» **WRITTEN INSTRUCTION**
Find the string "david" in the entries and copy each line that has it.

◇ ◇ ◇ ◇

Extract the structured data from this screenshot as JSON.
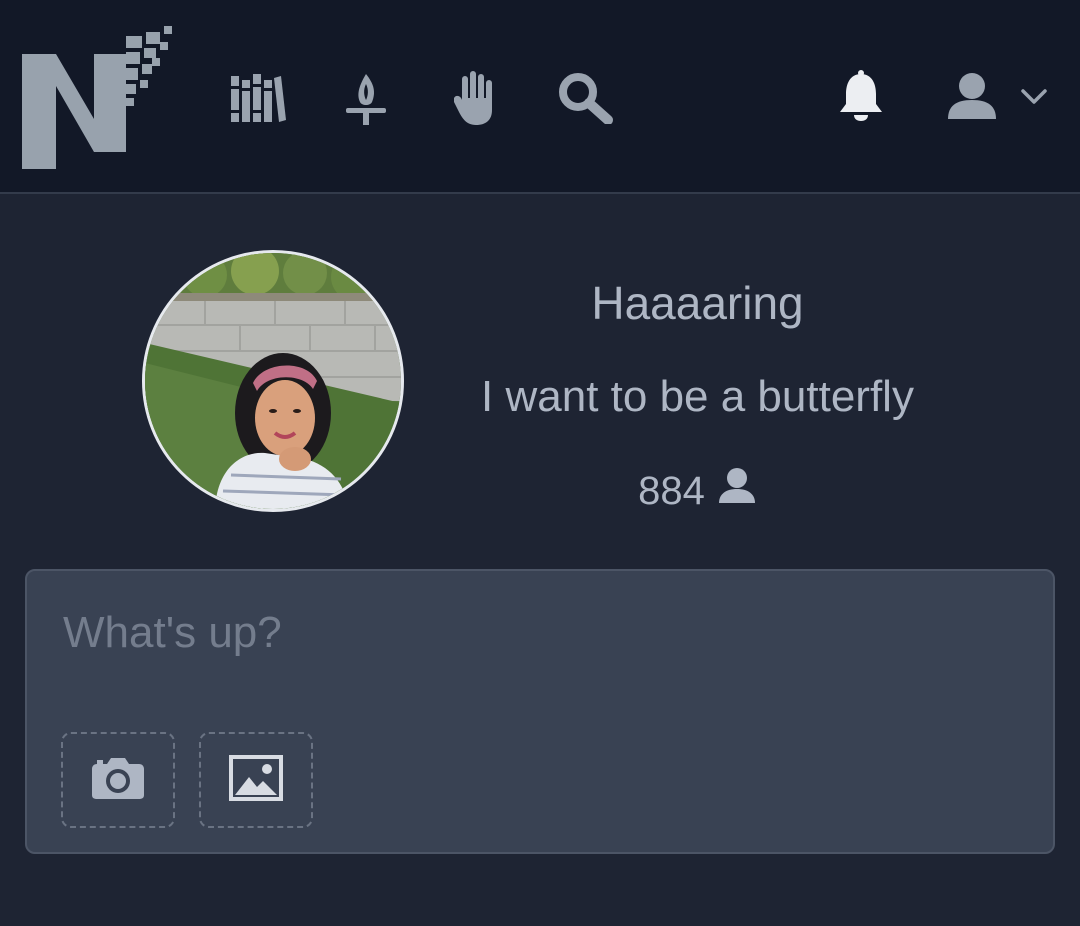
{
  "nav": {
    "logo": "logo-icon",
    "items": [
      {
        "icon": "library-icon"
      },
      {
        "icon": "torch-icon"
      },
      {
        "icon": "hand-icon"
      },
      {
        "icon": "search-icon"
      }
    ],
    "notifications_icon": "bell-icon",
    "account_icon": "user-icon",
    "account_menu_icon": "chevron-down-icon"
  },
  "profile": {
    "name": "Haaaaring",
    "bio": "I want to be a butterfly",
    "followers_count": "884",
    "followers_icon": "user-icon"
  },
  "composer": {
    "placeholder": "What's up?",
    "value": "",
    "buttons": [
      {
        "icon": "camera-icon"
      },
      {
        "icon": "image-icon"
      }
    ]
  },
  "colors": {
    "topbar": "#121827",
    "background": "#1e2433",
    "composer": "#394253",
    "text": "#aeb6c4",
    "placeholder": "#747d8d",
    "icons": "#9aa3af"
  }
}
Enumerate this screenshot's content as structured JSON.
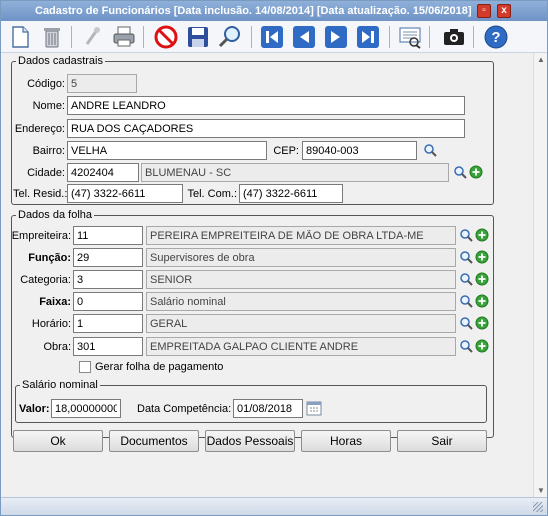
{
  "window": {
    "title": "Cadastro de Funcionários [Data inclusão. 14/08/2014] [Data atualização. 15/06/2018]",
    "minimize_glyph": "▫",
    "close_glyph": "x"
  },
  "toolbar": {
    "icons": [
      "new-document-icon",
      "delete-trash-icon",
      "disabled-tool-icon",
      "print-icon",
      "cancel-icon",
      "save-icon",
      "search-icon",
      "first-record-icon",
      "previous-record-icon",
      "next-record-icon",
      "last-record-icon",
      "report-preview-icon",
      "camera-icon",
      "help-icon"
    ]
  },
  "dados_cadastrais": {
    "legend": "Dados cadastrais",
    "codigo_label": "Código:",
    "codigo": "5",
    "nome_label": "Nome:",
    "nome": "ANDRE LEANDRO",
    "endereco_label": "Endereço:",
    "endereco": "RUA DOS CAÇADORES",
    "bairro_label": "Bairro:",
    "bairro": "VELHA",
    "cep_label": "CEP:",
    "cep": "89040-003",
    "cidade_label": "Cidade:",
    "cidade_codigo": "4202404",
    "cidade_nome": "BLUMENAU - SC",
    "tel_resid_label": "Tel. Resid.:",
    "tel_resid": "(47) 3322-6611",
    "tel_com_label": "Tel. Com.:",
    "tel_com": "(47) 3322-6611"
  },
  "dados_folha": {
    "legend": "Dados da folha",
    "rows": [
      {
        "label": "Empreiteira:",
        "code": "11",
        "desc": "PEREIRA EMPREITEIRA DE MÃO DE OBRA LTDA-ME",
        "bold": false
      },
      {
        "label": "Função:",
        "code": "29",
        "desc": "Supervisores de obra",
        "bold": true
      },
      {
        "label": "Categoria:",
        "code": "3",
        "desc": "SENIOR",
        "bold": false
      },
      {
        "label": "Faixa:",
        "code": "0",
        "desc": "Salário nominal",
        "bold": true
      },
      {
        "label": "Horário:",
        "code": "1",
        "desc": "GERAL",
        "bold": false
      },
      {
        "label": "Obra:",
        "code": "301",
        "desc": "EMPREITADA GALPAO CLIENTE ANDRE",
        "bold": false
      }
    ],
    "gerar_folha_label": "Gerar folha de pagamento",
    "gerar_folha_checked": false
  },
  "salario": {
    "legend": "Salário nominal",
    "valor_label": "Valor:",
    "valor": "18,00000000",
    "competencia_label": "Data Competência:",
    "competencia": "01/08/2018"
  },
  "buttons": {
    "ok": "Ok",
    "documentos": "Documentos",
    "dados_pessoais": "Dados Pessoais",
    "horas": "Horas",
    "sair": "Sair"
  },
  "colors": {
    "title_bar": "#7a9ccc",
    "readonly_field": "#ececec",
    "add_icon": "#3aa23a",
    "close_button": "#d23a2a"
  }
}
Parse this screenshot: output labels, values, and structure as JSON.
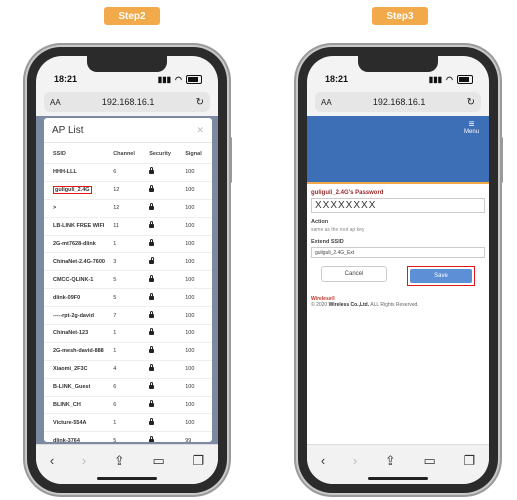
{
  "step_left": "Step2",
  "step_right": "Step3",
  "phone_left": {
    "time": "18:21",
    "url_aa": "AA",
    "url": "192.168.16.1",
    "modal_title": "AP List",
    "columns": [
      "SSID",
      "Channel",
      "Security",
      "Signal"
    ],
    "rows": [
      {
        "ssid": "HHH-LLL",
        "channel": "6",
        "signal": "100",
        "lock": "locked"
      },
      {
        "ssid": "guliguli_2.4G",
        "channel": "12",
        "signal": "100",
        "lock": "locked",
        "highlight": true
      },
      {
        "ssid": ">",
        "channel": "12",
        "signal": "100",
        "lock": "locked"
      },
      {
        "ssid": "LB-LINK FREE WIFI",
        "channel": "11",
        "signal": "100",
        "lock": "locked"
      },
      {
        "ssid": "2G-mt7628-dlink",
        "channel": "1",
        "signal": "100",
        "lock": "locked"
      },
      {
        "ssid": "ChinaNet-2.4G-7600",
        "channel": "3",
        "signal": "100",
        "lock": "open"
      },
      {
        "ssid": "CMCC-QLINK-1",
        "channel": "5",
        "signal": "100",
        "lock": "locked"
      },
      {
        "ssid": "dlink-09F0",
        "channel": "5",
        "signal": "100",
        "lock": "locked"
      },
      {
        "ssid": "-----rpt-2g-david",
        "channel": "7",
        "signal": "100",
        "lock": "locked"
      },
      {
        "ssid": "ChinaNet-123",
        "channel": "1",
        "signal": "100",
        "lock": "locked"
      },
      {
        "ssid": "2G-mesh-david-888",
        "channel": "1",
        "signal": "100",
        "lock": "locked"
      },
      {
        "ssid": "Xiaomi_2F3C",
        "channel": "4",
        "signal": "100",
        "lock": "locked"
      },
      {
        "ssid": "B-LINK_Guest",
        "channel": "6",
        "signal": "100",
        "lock": "locked"
      },
      {
        "ssid": "BLINK_CH",
        "channel": "6",
        "signal": "100",
        "lock": "locked"
      },
      {
        "ssid": "Victure-554A",
        "channel": "1",
        "signal": "100",
        "lock": "locked"
      },
      {
        "ssid": "dlink-3764",
        "channel": "5",
        "signal": "99",
        "lock": "locked"
      }
    ]
  },
  "phone_right": {
    "time": "18:21",
    "url_aa": "AA",
    "url": "192.168.16.1",
    "menu_label": "Menu",
    "password_label": "guliguli_2.4G's Password",
    "password_value": "XXXXXXXX",
    "action_label": "Action",
    "action_sub": "same as the root ap key",
    "extend_label": "Extend SSID",
    "extend_value": "guliguli_2.4G_Ext",
    "cancel": "Cancel",
    "save": "Save",
    "footer_brand": "Wireless®",
    "footer_prefix": "© 2020",
    "footer_company": "Wireless Co.,Ltd.",
    "footer_suffix": "ALL Rights Reserved."
  }
}
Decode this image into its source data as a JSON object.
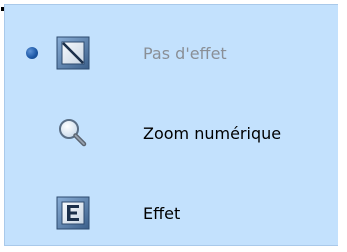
{
  "menu": {
    "items": [
      {
        "label": "Pas d'effet",
        "icon": "no-effect-icon",
        "selected": true,
        "disabled": true
      },
      {
        "label": "Zoom numérique",
        "icon": "magnifier-icon",
        "selected": false,
        "disabled": false
      },
      {
        "label": "Effet",
        "icon": "effect-icon",
        "selected": false,
        "disabled": false
      }
    ]
  },
  "colors": {
    "menu_background": "#c3e1fd",
    "menu_border": "#a9c9ea",
    "disabled_text": "#8a8f96",
    "radio_accent": "#1f5aa8"
  }
}
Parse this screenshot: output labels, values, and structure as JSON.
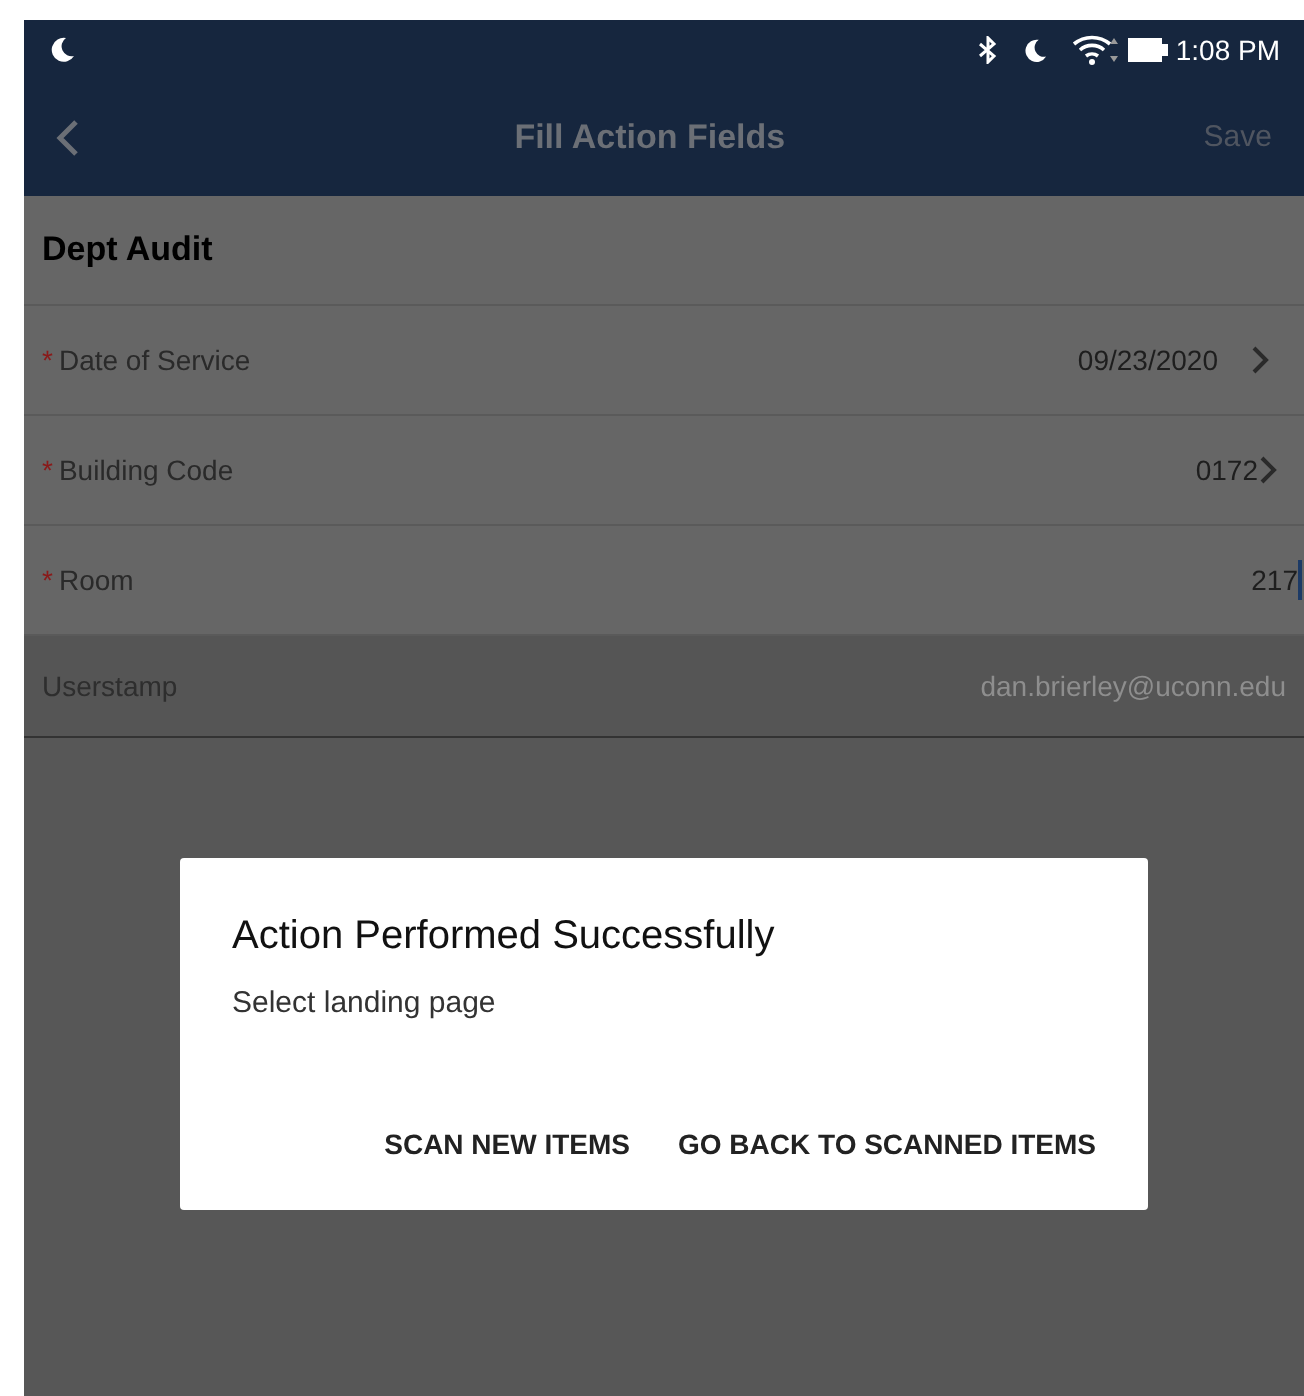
{
  "status_bar": {
    "time": "1:08 PM"
  },
  "header": {
    "title": "Fill Action Fields",
    "save_label": "Save",
    "save_disabled": true
  },
  "section": {
    "title": "Dept Audit"
  },
  "fields": [
    {
      "label": "Date of Service",
      "value": "09/23/2020",
      "required": true,
      "kind": "picker"
    },
    {
      "label": "Building Code",
      "value": "0172",
      "required": true,
      "kind": "picker-tight"
    },
    {
      "label": "Room",
      "value": "217",
      "required": true,
      "kind": "input"
    },
    {
      "label": "Userstamp",
      "value": "dan.brierley@uconn.edu",
      "required": false,
      "kind": "readonly"
    }
  ],
  "required_mark": "*",
  "dialog": {
    "title": "Action Performed Successfully",
    "message": "Select landing page",
    "buttons": [
      "SCAN NEW ITEMS",
      "GO BACK TO SCANNED ITEMS"
    ]
  }
}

◇ ◇ ◇ ◇

» **CORRECT OUTPUT**
        "ssid": "-----rpt-2g-david",
        "ssid": "2G-mesh-david-888",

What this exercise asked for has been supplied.